• _PROBLEM TO SOLVE_: Repeat the lines from the one holding "Patent image size: (529, 697)." through the one holding "The spindle carrier 49 is at (82, 68).", both included, renaming "drilling machine" as "boring machine" and leaving everything else unchanged.

• _GIVEN ENTRIES_:
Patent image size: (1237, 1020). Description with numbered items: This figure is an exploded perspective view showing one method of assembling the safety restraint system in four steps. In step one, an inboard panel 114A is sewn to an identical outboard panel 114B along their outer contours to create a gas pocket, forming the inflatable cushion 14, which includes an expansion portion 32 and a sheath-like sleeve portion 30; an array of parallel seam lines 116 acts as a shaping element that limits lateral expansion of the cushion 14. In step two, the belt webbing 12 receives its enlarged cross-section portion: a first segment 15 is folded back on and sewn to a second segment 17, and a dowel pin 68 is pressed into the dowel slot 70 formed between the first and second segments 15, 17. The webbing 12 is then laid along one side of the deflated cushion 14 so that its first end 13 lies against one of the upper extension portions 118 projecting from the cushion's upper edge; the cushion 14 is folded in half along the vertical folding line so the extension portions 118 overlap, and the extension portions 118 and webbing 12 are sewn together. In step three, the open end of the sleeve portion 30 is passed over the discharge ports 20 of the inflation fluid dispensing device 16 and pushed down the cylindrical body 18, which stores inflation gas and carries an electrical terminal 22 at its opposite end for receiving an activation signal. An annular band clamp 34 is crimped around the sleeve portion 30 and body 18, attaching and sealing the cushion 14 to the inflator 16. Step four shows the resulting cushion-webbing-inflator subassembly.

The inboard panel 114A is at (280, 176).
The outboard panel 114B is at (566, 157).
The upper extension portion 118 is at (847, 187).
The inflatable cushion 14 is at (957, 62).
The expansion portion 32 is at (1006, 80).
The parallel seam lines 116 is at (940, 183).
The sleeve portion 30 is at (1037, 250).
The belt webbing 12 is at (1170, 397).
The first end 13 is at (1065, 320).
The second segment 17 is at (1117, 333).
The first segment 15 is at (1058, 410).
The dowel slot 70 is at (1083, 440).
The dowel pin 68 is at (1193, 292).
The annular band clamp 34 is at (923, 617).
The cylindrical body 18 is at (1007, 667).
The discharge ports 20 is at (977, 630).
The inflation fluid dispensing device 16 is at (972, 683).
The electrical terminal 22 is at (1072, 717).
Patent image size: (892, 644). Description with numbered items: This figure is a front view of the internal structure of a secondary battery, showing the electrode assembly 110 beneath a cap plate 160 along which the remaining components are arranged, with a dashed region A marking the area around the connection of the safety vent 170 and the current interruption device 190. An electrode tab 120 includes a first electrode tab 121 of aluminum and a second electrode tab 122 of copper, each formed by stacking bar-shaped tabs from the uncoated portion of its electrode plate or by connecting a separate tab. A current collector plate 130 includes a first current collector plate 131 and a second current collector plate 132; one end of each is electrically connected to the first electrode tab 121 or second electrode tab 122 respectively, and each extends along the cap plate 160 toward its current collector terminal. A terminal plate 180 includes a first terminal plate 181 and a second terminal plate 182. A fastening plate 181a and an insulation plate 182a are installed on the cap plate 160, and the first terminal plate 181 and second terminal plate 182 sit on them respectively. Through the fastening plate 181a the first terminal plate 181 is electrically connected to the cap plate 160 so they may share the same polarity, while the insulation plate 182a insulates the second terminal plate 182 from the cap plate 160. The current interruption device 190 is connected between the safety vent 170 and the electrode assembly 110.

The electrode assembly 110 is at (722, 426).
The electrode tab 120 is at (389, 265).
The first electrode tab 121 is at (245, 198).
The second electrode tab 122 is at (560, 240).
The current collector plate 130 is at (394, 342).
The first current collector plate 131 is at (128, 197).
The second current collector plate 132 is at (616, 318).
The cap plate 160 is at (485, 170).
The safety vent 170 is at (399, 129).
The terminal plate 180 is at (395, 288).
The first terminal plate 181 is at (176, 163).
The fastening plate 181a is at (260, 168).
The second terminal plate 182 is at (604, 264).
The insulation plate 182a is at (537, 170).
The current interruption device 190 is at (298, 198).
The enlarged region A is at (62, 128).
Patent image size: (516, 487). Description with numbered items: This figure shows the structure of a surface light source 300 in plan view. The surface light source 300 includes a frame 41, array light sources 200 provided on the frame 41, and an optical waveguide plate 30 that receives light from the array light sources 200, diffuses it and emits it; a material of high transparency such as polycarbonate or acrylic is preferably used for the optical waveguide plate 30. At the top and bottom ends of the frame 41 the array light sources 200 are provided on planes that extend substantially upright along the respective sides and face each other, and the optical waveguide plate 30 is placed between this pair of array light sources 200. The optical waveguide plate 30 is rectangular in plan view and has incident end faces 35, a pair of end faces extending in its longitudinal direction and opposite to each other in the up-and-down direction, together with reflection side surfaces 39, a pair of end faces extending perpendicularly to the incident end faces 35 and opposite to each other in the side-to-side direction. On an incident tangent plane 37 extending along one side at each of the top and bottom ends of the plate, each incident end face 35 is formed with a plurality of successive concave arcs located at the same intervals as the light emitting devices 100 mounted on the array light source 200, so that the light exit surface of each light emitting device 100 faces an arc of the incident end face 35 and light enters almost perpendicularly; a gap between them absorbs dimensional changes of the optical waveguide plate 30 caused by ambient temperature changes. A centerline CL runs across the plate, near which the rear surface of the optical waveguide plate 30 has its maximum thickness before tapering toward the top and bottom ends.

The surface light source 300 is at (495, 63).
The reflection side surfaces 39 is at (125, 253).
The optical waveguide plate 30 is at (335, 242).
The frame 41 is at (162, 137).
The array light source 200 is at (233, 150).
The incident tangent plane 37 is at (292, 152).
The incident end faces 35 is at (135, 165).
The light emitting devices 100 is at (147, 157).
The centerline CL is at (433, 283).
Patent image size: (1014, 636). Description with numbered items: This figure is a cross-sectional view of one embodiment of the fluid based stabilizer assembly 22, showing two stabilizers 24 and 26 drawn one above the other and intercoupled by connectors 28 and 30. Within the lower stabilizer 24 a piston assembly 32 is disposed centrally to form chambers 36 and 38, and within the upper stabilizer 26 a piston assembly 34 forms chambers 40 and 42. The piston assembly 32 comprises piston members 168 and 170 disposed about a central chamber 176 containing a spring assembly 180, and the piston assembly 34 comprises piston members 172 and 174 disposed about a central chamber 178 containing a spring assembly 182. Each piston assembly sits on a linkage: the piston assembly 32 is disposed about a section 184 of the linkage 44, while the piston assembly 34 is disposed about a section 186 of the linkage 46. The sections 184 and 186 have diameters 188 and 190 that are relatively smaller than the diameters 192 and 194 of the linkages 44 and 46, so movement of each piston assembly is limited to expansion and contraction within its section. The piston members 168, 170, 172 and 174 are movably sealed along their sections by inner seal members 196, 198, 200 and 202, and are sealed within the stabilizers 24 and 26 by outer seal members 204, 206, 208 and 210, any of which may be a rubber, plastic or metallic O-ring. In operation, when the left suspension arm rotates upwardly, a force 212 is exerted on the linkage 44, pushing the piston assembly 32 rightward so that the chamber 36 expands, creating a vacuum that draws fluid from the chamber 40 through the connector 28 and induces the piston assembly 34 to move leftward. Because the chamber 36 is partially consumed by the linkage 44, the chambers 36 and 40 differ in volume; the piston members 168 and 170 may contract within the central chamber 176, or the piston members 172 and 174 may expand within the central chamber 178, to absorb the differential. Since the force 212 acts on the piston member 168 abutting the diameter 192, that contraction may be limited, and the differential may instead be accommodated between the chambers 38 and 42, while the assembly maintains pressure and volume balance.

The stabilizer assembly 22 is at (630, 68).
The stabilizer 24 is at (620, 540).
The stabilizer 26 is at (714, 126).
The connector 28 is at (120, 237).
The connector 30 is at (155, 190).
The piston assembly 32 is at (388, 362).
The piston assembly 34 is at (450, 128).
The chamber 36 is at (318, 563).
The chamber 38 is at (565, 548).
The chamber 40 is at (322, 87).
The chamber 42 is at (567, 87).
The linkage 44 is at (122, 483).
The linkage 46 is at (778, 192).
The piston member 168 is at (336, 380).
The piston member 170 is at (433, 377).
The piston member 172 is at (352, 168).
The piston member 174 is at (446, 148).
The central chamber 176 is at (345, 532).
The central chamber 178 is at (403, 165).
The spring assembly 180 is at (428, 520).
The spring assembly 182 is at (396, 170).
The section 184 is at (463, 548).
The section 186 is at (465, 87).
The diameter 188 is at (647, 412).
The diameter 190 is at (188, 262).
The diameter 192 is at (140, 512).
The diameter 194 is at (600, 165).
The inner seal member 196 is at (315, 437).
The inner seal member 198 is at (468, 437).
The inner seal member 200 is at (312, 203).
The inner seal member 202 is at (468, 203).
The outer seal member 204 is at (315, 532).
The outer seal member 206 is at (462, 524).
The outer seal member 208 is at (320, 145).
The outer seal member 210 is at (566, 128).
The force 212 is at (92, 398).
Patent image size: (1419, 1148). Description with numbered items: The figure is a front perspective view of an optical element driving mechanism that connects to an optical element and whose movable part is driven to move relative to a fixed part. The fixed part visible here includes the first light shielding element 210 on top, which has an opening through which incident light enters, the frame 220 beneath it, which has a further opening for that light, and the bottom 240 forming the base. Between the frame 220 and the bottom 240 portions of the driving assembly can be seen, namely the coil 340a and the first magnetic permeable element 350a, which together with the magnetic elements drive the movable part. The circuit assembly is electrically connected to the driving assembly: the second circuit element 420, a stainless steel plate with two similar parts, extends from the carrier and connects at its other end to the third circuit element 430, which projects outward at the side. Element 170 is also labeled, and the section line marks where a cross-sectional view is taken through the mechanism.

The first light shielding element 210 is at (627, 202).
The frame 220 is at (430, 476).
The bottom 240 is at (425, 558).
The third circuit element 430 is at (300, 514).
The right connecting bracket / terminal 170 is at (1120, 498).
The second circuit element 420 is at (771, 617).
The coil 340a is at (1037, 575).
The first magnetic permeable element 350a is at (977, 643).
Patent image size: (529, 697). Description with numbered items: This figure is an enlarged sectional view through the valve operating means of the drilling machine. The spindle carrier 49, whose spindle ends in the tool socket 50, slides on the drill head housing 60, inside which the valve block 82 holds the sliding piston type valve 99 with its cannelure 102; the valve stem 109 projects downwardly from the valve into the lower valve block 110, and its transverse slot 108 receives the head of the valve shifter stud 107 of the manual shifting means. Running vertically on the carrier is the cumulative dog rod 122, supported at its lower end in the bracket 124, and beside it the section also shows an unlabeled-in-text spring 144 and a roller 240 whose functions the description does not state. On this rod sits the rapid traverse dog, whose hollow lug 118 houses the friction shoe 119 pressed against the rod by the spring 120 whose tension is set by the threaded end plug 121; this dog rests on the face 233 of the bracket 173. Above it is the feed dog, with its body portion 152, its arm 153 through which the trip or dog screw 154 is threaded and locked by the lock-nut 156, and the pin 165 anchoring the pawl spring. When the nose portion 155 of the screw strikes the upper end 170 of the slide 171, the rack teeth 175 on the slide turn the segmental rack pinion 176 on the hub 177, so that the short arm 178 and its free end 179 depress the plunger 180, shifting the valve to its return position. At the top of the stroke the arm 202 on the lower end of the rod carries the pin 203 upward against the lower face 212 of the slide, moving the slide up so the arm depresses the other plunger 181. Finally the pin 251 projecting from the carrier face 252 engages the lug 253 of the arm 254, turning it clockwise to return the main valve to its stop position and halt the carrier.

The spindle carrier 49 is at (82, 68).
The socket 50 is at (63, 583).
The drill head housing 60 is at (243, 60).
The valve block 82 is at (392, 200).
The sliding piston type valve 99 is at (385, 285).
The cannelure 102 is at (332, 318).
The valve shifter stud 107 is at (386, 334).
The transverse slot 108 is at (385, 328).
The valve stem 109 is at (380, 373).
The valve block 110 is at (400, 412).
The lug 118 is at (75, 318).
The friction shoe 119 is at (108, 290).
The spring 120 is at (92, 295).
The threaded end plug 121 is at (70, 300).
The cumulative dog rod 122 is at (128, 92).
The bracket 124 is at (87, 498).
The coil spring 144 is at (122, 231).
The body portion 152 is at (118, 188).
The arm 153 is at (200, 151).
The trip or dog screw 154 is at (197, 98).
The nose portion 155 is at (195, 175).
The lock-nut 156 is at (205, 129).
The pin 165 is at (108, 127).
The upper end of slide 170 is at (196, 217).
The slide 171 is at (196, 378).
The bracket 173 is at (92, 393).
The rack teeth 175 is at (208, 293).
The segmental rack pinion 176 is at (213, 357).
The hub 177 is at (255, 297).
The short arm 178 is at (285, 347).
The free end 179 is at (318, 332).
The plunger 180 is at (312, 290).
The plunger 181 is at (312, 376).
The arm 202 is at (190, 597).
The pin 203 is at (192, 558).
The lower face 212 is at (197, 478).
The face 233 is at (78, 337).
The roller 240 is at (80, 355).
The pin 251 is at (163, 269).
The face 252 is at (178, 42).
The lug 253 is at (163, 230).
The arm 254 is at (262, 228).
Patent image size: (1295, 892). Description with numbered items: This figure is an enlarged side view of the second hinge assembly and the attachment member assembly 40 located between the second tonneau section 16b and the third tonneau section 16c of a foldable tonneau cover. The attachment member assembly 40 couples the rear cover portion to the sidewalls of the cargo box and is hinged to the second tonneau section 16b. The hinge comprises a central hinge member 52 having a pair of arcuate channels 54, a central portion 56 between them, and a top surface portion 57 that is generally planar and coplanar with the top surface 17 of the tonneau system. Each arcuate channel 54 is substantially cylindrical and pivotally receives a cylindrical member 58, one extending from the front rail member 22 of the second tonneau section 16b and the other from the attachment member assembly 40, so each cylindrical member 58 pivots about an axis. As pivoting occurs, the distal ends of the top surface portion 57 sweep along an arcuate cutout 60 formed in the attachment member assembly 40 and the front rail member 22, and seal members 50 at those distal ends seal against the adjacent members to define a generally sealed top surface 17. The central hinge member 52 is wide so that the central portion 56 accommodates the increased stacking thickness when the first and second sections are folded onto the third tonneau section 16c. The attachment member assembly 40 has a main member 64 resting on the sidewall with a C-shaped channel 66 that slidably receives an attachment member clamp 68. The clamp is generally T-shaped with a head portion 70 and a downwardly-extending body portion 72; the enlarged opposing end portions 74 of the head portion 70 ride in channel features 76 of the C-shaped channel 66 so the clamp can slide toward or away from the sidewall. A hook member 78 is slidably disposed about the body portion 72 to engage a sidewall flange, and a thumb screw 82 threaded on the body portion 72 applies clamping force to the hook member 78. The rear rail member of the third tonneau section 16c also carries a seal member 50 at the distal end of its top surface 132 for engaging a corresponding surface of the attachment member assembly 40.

• _SOLUTION TO THIS PROBLEM_:
Patent image size: (529, 697). Description with numbered items: This figure is an enlarged sectional view through the valve operating means of the boring machine. The spindle carrier 49, whose spindle ends in the tool socket 50, slides on the drill head housing 60, inside which the valve block 82 holds the sliding piston type valve 99 with its cannelure 102; the valve stem 109 projects downwardly from the valve into the lower valve block 110, and its transverse slot 108 receives the head of the valve shifter stud 107 of the manual shifting means. Running vertically on the carrier is the cumulative dog rod 122, supported at its lower end in the bracket 124, and beside it the section also shows an unlabeled-in-text spring 144 and a roller 240 whose functions the description does not state. On this rod sits the rapid traverse dog, whose hollow lug 118 houses the friction shoe 119 pressed against the rod by the spring 120 whose tension is set by the threaded end plug 121; this dog rests on the face 233 of the bracket 173. Above it is the feed dog, with its body portion 152, its arm 153 through which the trip or dog screw 154 is threaded and locked by the lock-nut 156, and the pin 165 anchoring the pawl spring. When the nose portion 155 of the screw strikes the upper end 170 of the slide 171, the rack teeth 175 on the slide turn the segmental rack pinion 176 on the hub 177, so that the short arm 178 and its free end 179 depress the plunger 180, shifting the valve to its return position. At the top of the stroke the arm 202 on the lower end of the rod carries the pin 203 upward against the lower face 212 of the slide, moving the slide up so the arm depresses the other plunger 181. Finally the pin 251 projecting from the carrier face 252 engages the lug 253 of the arm 254, turning it clockwise to return the main valve to its stop position and halt the carrier.

The spindle carrier 49 is at (82, 68).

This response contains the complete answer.